Scan the entries below. List each line with "Demenzerkrankung".
○ ○ ○
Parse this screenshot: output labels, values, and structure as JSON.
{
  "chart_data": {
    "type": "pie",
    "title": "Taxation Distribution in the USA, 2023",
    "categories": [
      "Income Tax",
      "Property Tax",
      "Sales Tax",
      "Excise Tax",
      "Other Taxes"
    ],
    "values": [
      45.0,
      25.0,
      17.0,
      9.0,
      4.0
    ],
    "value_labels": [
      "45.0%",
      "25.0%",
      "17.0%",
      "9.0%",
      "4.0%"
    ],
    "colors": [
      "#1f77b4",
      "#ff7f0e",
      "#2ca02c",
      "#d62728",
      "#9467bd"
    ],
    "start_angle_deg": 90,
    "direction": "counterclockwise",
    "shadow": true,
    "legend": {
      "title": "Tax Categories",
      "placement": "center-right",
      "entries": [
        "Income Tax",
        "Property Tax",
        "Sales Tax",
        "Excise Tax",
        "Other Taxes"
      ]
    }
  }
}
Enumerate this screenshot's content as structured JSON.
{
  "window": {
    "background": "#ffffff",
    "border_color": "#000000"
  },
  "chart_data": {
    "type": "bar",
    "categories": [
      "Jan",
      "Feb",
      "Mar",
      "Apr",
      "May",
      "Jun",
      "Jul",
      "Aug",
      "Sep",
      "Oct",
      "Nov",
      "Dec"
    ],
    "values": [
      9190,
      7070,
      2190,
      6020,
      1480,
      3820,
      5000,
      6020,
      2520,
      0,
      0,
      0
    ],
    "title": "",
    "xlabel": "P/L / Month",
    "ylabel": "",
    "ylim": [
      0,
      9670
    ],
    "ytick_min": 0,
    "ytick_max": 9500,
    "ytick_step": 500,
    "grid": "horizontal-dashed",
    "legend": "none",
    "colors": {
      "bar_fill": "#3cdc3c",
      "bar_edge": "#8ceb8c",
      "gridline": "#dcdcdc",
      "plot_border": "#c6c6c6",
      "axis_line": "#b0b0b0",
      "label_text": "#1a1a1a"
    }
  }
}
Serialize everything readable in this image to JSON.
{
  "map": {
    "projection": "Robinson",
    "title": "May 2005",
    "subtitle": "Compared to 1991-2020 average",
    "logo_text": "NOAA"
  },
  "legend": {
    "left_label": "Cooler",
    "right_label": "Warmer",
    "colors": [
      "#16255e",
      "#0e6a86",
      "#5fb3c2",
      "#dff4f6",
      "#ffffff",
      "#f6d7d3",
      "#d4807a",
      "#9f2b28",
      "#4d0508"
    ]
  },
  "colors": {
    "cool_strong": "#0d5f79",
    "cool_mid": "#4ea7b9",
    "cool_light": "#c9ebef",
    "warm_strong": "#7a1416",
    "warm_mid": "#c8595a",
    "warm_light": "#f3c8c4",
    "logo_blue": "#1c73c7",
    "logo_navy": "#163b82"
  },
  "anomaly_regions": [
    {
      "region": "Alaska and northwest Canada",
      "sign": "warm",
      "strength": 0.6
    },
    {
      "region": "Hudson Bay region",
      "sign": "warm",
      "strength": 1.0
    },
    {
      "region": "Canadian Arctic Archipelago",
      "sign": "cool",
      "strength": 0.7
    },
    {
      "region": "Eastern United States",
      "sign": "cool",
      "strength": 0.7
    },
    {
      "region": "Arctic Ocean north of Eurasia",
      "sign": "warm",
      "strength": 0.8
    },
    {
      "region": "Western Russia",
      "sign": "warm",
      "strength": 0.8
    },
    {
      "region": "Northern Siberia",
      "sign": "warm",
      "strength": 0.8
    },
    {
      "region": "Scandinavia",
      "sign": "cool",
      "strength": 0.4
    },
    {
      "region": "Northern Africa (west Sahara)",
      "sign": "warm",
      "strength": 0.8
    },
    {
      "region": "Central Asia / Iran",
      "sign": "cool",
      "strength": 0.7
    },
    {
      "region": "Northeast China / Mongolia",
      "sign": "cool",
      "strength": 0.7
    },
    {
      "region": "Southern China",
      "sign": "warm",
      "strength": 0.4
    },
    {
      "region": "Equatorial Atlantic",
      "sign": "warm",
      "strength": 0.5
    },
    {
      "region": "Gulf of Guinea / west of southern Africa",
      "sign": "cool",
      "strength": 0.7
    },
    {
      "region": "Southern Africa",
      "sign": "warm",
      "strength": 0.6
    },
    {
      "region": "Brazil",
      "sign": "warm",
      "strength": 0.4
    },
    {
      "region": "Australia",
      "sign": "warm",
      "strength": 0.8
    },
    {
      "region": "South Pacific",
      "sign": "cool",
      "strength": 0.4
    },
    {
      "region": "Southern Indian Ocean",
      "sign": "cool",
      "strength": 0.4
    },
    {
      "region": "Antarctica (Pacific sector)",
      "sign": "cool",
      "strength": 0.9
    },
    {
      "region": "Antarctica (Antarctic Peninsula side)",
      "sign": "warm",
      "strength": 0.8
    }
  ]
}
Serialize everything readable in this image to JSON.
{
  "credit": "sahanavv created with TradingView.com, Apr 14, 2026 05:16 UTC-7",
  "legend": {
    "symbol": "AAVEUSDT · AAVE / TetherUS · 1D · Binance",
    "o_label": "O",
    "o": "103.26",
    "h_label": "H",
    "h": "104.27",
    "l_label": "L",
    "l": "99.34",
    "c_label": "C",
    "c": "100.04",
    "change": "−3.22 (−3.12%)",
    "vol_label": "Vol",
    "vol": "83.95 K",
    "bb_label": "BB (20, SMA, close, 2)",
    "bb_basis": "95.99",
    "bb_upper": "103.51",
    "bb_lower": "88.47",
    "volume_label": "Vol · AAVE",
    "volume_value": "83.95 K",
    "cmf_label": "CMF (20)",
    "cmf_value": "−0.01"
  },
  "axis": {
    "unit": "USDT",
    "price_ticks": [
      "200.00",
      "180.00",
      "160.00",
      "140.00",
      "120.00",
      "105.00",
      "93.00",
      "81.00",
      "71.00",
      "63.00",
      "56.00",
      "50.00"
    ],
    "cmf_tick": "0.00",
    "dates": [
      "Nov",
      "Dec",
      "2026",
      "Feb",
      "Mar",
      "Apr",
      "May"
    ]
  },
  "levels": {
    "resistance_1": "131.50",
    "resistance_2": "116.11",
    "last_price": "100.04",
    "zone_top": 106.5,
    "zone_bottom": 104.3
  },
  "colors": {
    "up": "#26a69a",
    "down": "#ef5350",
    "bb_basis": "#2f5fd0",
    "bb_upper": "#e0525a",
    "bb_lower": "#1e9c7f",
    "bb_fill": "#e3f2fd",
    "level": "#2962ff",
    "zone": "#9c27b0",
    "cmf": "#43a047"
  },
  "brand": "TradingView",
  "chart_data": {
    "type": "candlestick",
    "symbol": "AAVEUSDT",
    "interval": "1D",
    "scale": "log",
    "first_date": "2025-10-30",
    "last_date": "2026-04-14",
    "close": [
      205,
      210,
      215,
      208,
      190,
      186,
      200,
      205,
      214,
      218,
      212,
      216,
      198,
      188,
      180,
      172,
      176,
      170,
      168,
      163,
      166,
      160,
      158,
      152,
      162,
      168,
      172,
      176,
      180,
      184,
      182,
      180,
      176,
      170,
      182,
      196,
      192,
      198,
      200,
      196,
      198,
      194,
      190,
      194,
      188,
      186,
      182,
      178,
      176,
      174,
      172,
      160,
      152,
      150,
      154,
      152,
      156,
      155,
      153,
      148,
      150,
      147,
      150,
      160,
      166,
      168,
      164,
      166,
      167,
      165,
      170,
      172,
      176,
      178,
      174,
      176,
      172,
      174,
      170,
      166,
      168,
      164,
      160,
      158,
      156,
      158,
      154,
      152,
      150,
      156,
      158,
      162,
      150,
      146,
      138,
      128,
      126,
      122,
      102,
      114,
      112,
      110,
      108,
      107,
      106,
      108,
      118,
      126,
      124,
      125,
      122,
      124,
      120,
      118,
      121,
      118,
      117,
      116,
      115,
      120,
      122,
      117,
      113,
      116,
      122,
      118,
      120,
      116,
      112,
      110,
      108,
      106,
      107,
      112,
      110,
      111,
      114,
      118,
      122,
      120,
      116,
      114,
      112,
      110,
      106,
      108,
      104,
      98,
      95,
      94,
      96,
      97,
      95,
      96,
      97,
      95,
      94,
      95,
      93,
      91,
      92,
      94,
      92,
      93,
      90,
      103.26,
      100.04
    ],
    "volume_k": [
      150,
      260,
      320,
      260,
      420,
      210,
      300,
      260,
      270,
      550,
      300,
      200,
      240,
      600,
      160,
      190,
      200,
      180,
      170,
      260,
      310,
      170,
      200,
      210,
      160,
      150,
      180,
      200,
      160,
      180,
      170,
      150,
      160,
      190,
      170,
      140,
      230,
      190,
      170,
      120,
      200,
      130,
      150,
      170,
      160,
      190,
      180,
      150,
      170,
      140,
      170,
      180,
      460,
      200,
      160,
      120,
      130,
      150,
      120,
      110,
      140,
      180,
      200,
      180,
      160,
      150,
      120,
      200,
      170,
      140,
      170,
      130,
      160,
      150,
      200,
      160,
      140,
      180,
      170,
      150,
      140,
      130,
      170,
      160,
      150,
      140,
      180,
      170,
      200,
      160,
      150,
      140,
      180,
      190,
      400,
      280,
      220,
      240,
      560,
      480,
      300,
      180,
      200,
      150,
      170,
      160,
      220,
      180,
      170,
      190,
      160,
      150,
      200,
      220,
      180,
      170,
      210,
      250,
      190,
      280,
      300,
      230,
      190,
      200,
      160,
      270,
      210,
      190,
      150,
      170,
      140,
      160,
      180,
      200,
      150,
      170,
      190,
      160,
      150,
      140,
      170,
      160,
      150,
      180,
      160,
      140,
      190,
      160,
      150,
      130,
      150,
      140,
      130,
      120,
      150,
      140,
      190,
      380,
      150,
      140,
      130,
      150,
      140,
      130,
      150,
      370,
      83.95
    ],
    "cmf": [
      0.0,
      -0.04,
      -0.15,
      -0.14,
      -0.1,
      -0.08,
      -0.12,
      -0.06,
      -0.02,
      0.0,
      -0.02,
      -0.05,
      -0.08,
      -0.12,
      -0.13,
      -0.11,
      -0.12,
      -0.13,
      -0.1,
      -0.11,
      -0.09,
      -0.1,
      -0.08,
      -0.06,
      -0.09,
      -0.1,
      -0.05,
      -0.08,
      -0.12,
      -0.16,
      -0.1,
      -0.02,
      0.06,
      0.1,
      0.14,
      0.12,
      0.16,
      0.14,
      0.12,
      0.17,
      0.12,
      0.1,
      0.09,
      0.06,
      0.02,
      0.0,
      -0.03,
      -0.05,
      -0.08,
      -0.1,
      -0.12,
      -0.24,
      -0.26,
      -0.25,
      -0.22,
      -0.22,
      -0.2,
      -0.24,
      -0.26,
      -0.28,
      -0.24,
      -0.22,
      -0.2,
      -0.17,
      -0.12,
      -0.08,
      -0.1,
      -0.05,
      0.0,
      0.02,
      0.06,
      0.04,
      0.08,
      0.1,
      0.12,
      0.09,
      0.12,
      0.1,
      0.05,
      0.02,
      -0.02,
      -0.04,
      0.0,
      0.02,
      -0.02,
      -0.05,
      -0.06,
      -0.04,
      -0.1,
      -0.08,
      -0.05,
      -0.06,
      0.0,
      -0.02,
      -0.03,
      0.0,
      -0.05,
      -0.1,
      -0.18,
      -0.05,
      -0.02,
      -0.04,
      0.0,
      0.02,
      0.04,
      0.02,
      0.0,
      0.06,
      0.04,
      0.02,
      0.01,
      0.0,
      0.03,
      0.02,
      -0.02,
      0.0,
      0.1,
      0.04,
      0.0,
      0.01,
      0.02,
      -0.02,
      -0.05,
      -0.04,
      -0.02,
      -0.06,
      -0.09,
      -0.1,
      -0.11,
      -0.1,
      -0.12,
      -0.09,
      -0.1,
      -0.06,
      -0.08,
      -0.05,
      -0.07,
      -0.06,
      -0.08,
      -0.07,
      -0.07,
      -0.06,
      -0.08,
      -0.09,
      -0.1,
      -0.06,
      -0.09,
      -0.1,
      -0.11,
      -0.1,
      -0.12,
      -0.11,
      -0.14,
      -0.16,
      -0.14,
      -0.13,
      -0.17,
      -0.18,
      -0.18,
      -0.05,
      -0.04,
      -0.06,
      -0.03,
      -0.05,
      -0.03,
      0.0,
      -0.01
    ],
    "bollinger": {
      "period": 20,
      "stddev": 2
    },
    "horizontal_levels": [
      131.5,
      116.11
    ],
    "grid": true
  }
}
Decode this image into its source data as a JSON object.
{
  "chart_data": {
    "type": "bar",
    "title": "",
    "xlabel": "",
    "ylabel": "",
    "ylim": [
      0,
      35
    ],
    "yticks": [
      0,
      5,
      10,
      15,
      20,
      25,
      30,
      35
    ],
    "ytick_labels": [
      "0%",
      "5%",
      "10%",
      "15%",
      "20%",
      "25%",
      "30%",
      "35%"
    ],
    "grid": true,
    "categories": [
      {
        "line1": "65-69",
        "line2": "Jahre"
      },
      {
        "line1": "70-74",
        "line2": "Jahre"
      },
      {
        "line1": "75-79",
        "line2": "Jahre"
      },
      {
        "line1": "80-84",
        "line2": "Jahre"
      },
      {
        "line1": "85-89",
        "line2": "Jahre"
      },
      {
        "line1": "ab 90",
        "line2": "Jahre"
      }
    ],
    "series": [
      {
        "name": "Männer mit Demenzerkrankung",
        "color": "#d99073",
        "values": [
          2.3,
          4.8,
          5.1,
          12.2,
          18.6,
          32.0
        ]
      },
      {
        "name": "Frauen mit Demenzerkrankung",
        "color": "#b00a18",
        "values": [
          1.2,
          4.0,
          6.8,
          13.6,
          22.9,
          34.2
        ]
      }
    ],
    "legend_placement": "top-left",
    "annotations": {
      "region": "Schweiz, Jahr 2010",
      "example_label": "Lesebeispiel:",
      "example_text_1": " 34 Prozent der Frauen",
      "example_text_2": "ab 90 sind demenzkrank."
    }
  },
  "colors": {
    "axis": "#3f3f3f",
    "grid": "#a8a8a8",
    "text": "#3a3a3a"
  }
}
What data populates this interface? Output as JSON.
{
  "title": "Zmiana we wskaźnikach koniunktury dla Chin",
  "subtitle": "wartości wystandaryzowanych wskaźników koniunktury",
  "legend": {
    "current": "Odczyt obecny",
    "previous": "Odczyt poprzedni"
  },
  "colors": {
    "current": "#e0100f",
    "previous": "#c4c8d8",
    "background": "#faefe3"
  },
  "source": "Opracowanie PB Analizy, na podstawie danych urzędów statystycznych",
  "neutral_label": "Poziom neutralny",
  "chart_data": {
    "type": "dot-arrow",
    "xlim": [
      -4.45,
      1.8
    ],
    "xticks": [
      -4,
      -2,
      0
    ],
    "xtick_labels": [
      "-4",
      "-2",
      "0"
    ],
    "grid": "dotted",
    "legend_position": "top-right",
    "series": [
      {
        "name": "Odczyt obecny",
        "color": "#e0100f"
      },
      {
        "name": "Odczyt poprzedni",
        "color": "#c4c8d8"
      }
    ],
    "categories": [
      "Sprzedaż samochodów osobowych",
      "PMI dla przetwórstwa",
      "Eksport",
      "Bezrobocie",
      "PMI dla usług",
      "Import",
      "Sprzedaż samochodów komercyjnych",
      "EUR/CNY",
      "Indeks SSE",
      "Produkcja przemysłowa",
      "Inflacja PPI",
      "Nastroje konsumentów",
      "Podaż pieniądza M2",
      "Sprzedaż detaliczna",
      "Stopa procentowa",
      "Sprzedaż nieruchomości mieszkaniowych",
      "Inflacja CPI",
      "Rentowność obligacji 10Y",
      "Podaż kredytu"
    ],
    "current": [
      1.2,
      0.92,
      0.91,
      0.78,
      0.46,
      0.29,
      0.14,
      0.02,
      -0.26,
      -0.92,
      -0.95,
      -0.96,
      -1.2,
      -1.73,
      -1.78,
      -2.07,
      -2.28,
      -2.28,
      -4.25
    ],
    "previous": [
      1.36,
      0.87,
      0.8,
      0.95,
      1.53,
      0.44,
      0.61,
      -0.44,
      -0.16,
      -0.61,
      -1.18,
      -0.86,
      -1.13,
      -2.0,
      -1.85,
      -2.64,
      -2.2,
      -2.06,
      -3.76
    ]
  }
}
○ ○ ○
**Task output**
        "name": "Männer mit Demenzerkrankung",
        "name": "Frauen mit Demenzerkrankung",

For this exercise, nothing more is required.